▶ _TASK STATEMENT_
Filter these entries so that only lines with the word "text" remain.
── INPUT ROWS
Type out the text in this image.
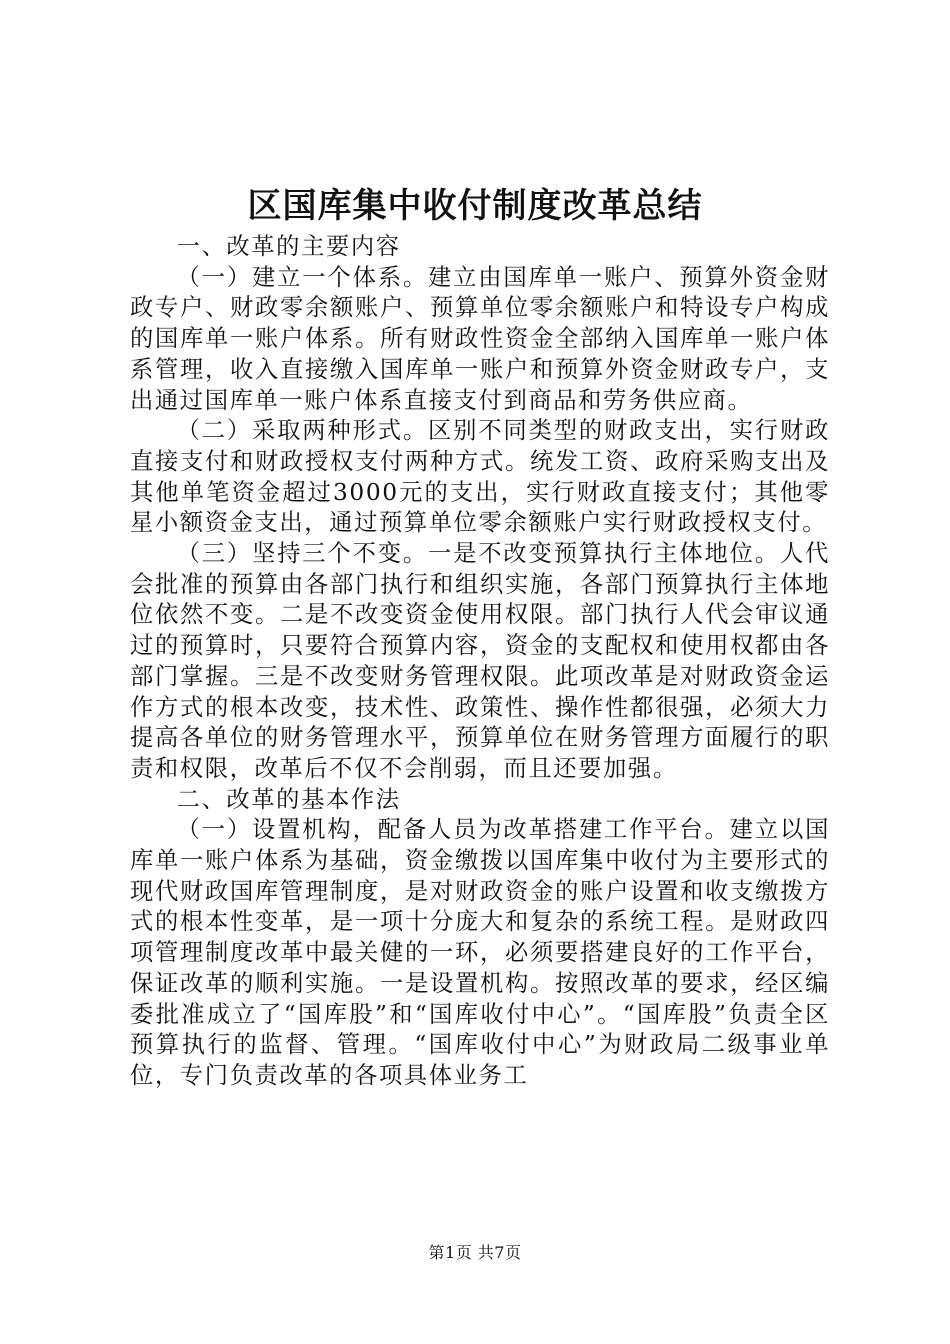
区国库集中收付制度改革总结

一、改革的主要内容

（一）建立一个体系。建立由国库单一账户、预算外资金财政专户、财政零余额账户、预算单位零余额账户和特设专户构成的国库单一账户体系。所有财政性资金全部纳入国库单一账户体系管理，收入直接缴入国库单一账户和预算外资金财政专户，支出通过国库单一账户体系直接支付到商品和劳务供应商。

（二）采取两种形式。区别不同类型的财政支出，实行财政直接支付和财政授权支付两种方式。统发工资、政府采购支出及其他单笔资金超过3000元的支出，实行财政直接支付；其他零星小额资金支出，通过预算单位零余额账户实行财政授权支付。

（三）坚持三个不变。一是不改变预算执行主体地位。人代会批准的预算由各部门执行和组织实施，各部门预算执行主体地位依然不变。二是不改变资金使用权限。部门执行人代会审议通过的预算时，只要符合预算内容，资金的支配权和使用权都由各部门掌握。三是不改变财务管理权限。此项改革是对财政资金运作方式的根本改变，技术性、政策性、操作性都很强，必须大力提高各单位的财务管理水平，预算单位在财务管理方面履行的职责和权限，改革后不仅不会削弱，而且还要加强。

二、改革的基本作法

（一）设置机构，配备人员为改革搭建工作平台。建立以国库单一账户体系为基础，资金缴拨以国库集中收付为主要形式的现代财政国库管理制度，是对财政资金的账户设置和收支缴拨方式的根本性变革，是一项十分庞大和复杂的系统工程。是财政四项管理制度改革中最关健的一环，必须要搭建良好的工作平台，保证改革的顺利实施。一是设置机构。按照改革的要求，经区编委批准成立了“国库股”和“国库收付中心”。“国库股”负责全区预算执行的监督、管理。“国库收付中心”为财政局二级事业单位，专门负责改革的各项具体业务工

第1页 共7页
────
── INPUT ROWS
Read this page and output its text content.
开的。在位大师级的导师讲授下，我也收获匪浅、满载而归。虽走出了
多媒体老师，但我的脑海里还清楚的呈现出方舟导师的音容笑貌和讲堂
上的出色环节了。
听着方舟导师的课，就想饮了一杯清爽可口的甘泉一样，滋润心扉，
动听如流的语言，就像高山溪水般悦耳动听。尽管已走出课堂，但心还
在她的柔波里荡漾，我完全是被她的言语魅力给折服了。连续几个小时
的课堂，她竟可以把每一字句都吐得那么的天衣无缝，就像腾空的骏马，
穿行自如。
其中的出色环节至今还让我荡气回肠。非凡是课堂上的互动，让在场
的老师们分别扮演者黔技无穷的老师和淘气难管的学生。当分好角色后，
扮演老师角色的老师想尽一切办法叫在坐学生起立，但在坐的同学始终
────
▶ _ANSWER IN FULL_
Type out the text in this image.
Read this page and output its text content.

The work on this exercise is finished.